** Start **
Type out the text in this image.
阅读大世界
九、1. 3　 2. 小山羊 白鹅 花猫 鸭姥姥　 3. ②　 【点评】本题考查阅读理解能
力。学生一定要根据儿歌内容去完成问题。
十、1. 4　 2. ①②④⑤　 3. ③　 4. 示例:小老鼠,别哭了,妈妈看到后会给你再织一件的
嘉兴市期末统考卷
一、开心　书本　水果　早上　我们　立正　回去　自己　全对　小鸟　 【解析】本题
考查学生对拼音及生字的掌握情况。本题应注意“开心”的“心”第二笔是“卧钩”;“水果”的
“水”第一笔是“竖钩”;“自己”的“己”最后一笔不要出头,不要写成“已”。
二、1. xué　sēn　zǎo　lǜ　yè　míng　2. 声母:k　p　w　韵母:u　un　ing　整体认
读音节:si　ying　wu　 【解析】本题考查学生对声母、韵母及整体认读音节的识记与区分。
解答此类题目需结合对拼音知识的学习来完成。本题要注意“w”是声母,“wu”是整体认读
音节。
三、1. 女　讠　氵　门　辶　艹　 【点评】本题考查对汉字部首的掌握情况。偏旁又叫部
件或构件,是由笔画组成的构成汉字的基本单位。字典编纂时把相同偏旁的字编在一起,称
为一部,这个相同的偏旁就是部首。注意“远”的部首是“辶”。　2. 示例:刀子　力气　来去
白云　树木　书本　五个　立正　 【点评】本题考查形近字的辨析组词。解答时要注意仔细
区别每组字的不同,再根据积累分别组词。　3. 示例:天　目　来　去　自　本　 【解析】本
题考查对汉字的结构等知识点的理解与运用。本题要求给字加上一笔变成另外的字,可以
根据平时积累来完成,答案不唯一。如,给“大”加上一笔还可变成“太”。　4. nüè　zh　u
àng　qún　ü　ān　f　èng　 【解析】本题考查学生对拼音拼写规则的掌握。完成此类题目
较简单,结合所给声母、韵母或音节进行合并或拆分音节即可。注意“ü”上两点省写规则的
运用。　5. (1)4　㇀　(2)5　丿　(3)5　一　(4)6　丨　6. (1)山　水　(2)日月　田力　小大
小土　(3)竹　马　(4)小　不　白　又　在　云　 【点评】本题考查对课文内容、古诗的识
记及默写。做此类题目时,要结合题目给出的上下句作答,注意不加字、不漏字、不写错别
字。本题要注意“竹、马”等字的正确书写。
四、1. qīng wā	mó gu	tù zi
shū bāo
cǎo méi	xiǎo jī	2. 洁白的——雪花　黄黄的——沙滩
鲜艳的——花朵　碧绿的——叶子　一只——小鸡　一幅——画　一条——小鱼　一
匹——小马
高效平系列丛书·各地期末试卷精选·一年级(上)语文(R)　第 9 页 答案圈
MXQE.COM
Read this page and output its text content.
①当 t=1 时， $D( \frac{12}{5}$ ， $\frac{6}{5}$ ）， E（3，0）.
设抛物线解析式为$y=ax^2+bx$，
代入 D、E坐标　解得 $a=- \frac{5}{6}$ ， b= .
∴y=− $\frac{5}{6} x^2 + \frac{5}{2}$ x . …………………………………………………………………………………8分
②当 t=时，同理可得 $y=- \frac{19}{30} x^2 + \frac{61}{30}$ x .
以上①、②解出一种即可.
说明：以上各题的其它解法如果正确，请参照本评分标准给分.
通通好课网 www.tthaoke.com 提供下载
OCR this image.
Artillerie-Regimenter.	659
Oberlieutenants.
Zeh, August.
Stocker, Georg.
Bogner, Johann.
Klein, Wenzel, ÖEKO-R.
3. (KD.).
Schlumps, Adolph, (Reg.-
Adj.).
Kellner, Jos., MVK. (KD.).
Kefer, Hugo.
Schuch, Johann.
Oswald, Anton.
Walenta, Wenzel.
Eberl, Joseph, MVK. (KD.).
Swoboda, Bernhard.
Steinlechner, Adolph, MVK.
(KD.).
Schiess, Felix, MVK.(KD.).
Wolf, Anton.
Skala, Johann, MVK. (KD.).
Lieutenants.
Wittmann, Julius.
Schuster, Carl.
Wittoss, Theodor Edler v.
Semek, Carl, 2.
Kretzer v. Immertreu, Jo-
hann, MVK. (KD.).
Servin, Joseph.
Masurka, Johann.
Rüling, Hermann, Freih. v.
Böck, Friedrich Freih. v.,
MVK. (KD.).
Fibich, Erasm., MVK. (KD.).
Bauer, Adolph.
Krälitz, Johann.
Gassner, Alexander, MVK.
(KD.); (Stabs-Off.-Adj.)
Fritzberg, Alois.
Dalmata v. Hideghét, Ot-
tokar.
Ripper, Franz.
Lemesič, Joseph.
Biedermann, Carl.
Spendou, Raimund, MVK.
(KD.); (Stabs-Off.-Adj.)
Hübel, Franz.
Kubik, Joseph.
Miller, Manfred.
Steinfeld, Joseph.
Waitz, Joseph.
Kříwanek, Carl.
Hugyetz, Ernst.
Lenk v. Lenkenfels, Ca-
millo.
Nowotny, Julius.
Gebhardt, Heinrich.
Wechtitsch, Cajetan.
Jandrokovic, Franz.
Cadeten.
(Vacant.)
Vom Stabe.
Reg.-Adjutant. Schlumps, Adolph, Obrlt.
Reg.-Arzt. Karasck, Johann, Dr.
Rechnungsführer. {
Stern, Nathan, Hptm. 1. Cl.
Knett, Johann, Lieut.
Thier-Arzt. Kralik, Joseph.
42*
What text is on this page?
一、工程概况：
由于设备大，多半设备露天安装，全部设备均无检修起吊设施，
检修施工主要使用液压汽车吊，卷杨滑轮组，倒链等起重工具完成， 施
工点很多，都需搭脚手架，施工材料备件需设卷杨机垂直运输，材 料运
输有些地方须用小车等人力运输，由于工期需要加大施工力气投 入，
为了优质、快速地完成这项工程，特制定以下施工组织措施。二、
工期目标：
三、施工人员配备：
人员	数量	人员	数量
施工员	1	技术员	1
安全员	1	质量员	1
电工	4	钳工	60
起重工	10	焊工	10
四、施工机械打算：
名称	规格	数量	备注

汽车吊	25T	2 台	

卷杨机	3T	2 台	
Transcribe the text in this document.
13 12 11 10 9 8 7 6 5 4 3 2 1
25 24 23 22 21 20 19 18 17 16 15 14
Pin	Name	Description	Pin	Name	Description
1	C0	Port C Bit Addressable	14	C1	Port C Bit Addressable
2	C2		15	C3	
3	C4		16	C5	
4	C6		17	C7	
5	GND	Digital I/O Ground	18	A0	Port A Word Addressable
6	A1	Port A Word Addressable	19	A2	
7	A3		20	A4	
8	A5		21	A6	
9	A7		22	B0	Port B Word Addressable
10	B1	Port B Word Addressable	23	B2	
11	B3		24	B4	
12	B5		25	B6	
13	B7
** End **
**EXERCISE INSTRUCTIONS**
Extract all lines from the material above that include the word "Carl".

**REPLY TO THE EXERCISE**
Schuster, Carl.
Semek, Carl, 2.
Biedermann, Carl.
Kříwanek, Carl.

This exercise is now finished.